◆ **OBJECTIVE**
Give back the records below exactly, every one, with no pictures.

## begin DATA TO USE

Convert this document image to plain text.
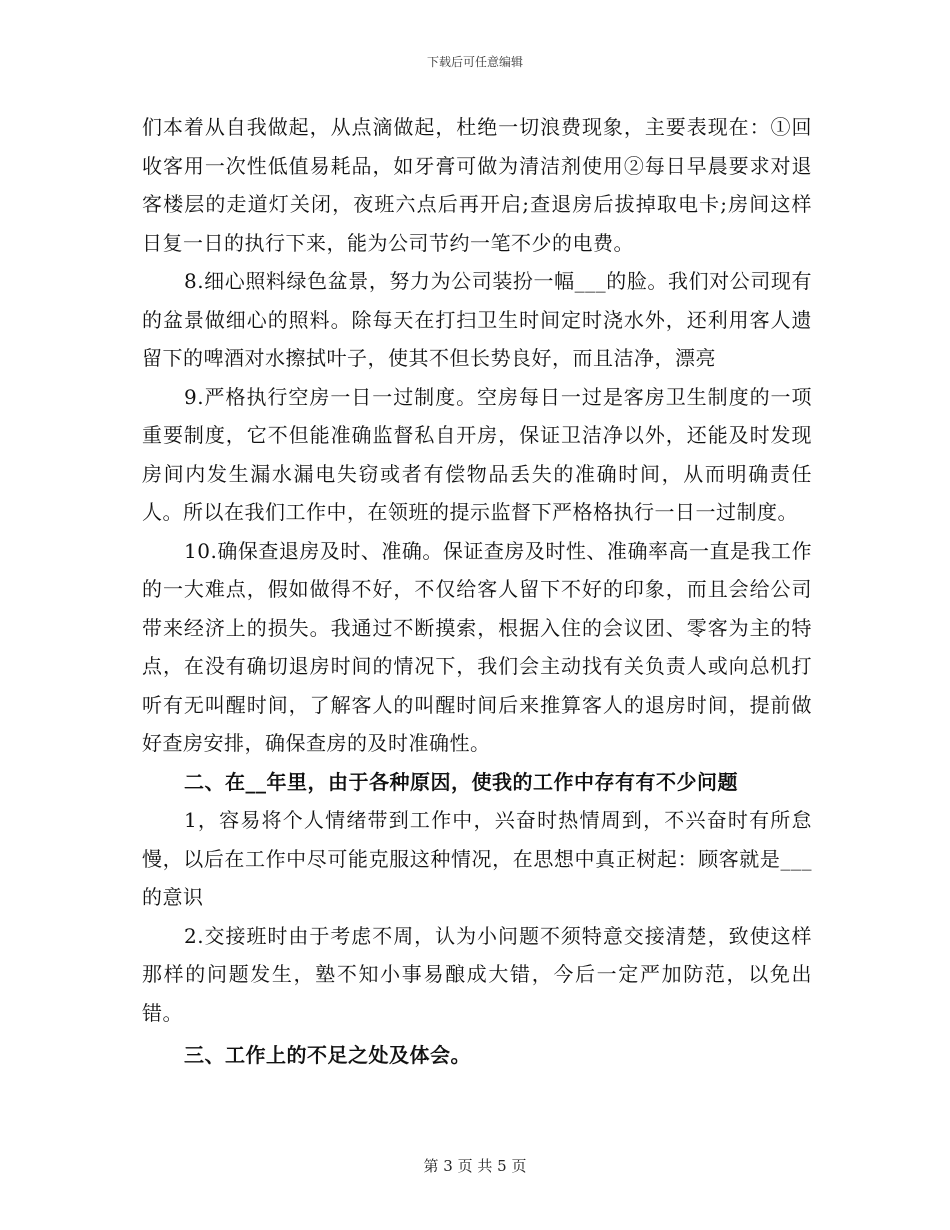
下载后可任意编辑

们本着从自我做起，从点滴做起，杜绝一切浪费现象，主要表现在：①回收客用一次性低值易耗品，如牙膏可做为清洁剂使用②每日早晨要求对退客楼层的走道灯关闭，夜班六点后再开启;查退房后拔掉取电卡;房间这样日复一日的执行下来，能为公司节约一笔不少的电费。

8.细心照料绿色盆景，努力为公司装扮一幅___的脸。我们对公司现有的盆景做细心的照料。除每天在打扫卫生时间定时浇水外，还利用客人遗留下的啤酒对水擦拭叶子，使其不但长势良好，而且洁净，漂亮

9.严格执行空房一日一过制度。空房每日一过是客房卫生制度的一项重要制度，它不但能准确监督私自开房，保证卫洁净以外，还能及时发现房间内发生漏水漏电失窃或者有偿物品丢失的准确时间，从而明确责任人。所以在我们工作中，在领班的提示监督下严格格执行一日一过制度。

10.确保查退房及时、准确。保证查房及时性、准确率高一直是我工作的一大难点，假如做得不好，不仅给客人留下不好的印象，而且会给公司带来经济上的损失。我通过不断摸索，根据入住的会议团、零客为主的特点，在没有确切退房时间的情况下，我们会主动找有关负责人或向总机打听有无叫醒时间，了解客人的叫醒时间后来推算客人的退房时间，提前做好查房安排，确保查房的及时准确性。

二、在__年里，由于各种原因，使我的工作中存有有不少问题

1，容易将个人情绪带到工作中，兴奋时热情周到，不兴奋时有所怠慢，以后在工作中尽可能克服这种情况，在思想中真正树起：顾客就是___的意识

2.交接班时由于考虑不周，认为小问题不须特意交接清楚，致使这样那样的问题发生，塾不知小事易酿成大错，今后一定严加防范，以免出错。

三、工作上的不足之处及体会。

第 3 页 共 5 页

## end DATA TO USE

◆ **FINAL RESULT**
Convert this document image to plain text.
下载后可任意编辑

们本着从自我做起，从点滴做起，杜绝一切浪费现象，主要表现在：①回收客用一次性低值易耗品，如牙膏可做为清洁剂使用②每日早晨要求对退客楼层的走道灯关闭，夜班六点后再开启;查退房后拔掉取电卡;房间这样日复一日的执行下来，能为公司节约一笔不少的电费。

8.细心照料绿色盆景，努力为公司装扮一幅___的脸。我们对公司现有的盆景做细心的照料。除每天在打扫卫生时间定时浇水外，还利用客人遗留下的啤酒对水擦拭叶子，使其不但长势良好，而且洁净，漂亮

9.严格执行空房一日一过制度。空房每日一过是客房卫生制度的一项重要制度，它不但能准确监督私自开房，保证卫洁净以外，还能及时发现房间内发生漏水漏电失窃或者有偿物品丢失的准确时间，从而明确责任人。所以在我们工作中，在领班的提示监督下严格格执行一日一过制度。

10.确保查退房及时、准确。保证查房及时性、准确率高一直是我工作的一大难点，假如做得不好，不仅给客人留下不好的印象，而且会给公司带来经济上的损失。我通过不断摸索，根据入住的会议团、零客为主的特点，在没有确切退房时间的情况下，我们会主动找有关负责人或向总机打听有无叫醒时间，了解客人的叫醒时间后来推算客人的退房时间，提前做好查房安排，确保查房的及时准确性。

二、在__年里，由于各种原因，使我的工作中存有有不少问题

1，容易将个人情绪带到工作中，兴奋时热情周到，不兴奋时有所怠慢，以后在工作中尽可能克服这种情况，在思想中真正树起：顾客就是___的意识

2.交接班时由于考虑不周，认为小问题不须特意交接清楚，致使这样那样的问题发生，塾不知小事易酿成大错，今后一定严加防范，以免出错。

三、工作上的不足之处及体会。

第 3 页 共 5 页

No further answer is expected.